** BEGIN MATERIAL FOR THIS TASK **

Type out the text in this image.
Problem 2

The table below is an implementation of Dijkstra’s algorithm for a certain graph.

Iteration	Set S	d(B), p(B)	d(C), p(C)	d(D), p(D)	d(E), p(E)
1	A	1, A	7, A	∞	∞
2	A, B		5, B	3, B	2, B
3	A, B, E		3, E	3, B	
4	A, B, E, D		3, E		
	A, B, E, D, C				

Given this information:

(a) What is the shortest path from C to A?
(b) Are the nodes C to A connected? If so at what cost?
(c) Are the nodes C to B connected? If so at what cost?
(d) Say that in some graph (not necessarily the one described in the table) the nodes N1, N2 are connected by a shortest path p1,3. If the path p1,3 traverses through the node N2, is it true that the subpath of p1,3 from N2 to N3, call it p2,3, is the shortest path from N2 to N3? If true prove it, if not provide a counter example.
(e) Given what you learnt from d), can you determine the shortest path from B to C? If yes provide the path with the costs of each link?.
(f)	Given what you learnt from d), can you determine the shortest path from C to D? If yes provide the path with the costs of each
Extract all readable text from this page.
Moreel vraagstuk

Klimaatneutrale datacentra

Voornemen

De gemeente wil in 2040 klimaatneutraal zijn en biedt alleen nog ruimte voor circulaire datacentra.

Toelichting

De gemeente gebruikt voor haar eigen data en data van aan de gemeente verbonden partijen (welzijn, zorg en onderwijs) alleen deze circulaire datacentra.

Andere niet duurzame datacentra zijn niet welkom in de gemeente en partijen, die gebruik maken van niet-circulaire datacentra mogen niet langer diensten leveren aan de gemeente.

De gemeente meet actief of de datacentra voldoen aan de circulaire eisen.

** END MATERIAL FOR THIS TASK **

#### [DESCRIPTION OF THE TASK]
Reproduce the final stretch of the data above: every line from the one holding "Extract all readable text from this page." through the end, inclusive, exactly as written and nothing else.

#### [OUTPUT OF THE EXERCISE]
Extract all readable text from this page.
Moreel vraagstuk

Klimaatneutrale datacentra

Voornemen

De gemeente wil in 2040 klimaatneutraal zijn en biedt alleen nog ruimte voor circulaire datacentra.

Toelichting

De gemeente gebruikt voor haar eigen data en data van aan de gemeente verbonden partijen (welzijn, zorg en onderwijs) alleen deze circulaire datacentra.

Andere niet duurzame datacentra zijn niet welkom in de gemeente en partijen, die gebruik maken van niet-circulaire datacentra mogen niet langer diensten leveren aan de gemeente.

De gemeente meet actief of de datacentra voldoen aan de circulaire eisen.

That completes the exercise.